------ EXTRACT TO READ

Is there another way to convert ee.Number to float except getInfo()? - python

Hello friends!
Summarization:
I got a ee.FeatureCollection containing around 8500 ee.Point-objects. I would like to calculate the distance of these points to a given coordinate, lets say (0.0, 0.0).
For this i use the function geopy.distance.distance() (ref: https://geopy.readthedocs.io/en/latest/#module-geopy.distance). As input the the function takes 2 coordinates in the form of 2 tuples containing 2 floats.
Problem: When i am trying to convert the coordinates in form of an ee.List to float, i always use the getinfo() function. I know this is a callback and it is very time intensive but i don't know another way to extract them. Long story short: To extract the data as ee.Number it takes less than a second, if i want them as float it takes more than an hour. Is there any trick to fix this?

------------
------ EXTRACTED ENTRIES

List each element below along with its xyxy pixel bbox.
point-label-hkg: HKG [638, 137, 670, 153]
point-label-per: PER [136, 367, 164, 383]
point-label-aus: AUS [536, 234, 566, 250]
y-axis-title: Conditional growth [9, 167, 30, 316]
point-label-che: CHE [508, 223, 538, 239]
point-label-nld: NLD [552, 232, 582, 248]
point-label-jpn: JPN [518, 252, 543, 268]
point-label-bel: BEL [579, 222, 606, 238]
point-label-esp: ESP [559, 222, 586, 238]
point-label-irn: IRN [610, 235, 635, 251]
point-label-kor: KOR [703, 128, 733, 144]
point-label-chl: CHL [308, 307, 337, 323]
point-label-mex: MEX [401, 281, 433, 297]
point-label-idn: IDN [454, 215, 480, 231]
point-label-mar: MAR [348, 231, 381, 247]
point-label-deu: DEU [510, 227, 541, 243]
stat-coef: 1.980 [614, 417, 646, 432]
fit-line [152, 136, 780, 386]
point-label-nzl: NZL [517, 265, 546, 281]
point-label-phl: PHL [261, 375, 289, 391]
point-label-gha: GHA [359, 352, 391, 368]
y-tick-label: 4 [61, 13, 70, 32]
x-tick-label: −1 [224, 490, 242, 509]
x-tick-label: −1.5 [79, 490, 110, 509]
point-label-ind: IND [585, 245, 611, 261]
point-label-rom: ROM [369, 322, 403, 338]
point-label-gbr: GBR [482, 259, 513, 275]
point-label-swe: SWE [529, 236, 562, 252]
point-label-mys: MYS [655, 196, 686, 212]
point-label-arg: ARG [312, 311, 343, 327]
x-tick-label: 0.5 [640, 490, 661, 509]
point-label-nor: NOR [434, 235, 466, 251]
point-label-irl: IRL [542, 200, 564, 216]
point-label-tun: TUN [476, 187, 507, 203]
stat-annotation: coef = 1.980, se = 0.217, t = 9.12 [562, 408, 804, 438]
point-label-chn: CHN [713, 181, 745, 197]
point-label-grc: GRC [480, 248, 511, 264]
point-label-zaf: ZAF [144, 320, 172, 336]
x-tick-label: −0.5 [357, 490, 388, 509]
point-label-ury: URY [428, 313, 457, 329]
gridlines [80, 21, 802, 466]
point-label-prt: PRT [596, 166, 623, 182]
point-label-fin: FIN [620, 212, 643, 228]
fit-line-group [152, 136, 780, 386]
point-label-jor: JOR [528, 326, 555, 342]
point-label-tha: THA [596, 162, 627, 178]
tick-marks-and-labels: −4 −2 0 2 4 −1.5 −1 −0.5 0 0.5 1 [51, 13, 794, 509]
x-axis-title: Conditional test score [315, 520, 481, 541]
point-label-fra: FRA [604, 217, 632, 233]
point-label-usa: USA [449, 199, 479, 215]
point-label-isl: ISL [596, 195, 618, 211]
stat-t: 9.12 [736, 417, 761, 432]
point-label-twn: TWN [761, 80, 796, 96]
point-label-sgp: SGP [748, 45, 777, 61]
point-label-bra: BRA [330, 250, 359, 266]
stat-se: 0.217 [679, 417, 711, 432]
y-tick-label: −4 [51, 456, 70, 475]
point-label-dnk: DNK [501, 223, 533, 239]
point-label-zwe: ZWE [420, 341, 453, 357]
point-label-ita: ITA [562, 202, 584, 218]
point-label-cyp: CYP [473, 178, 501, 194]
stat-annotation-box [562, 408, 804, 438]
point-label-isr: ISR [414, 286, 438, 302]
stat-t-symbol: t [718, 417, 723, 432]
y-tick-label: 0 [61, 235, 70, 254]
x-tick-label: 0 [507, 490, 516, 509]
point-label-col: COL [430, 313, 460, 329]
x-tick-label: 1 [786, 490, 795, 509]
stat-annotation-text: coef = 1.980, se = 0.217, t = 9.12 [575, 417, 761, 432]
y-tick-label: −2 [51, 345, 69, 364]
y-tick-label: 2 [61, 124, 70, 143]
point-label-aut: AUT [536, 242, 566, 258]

------------

> _TO-DO LIST_:
**A.** Swap "tuples" for "lists" in the forum thread and give the passage starting with "Hello friends!" and going on through "containing 2 floats.".
**B.** Quote the stored records verbatim, starting with their first line and going on through the line with "point-label-che: CHE [508, 223, 538, 239]".
The forum thread and the stored records come from separate, unrelated sources.

> _RESPONSES TO THE EXERCISE_:
**A.**
Hello friends!
Summarization:
I got a ee.FeatureCollection containing around 8500 ee.Point-objects. I would like to calculate the distance of these points to a given coordinate, lets say (0.0, 0.0).
For this i use the function geopy.distance.distance() (ref: https://geopy.readthedocs.io/en/latest/#module-geopy.distance). As input the the function takes 2 coordinates in the form of 2 lists containing 2 floats.

**B.**
List each element below along with its xyxy pixel bbox.
point-label-hkg: HKG [638, 137, 670, 153]
point-label-per: PER [136, 367, 164, 383]
point-label-aus: AUS [536, 234, 566, 250]
y-axis-title: Conditional growth [9, 167, 30, 316]
point-label-che: CHE [508, 223, 538, 239]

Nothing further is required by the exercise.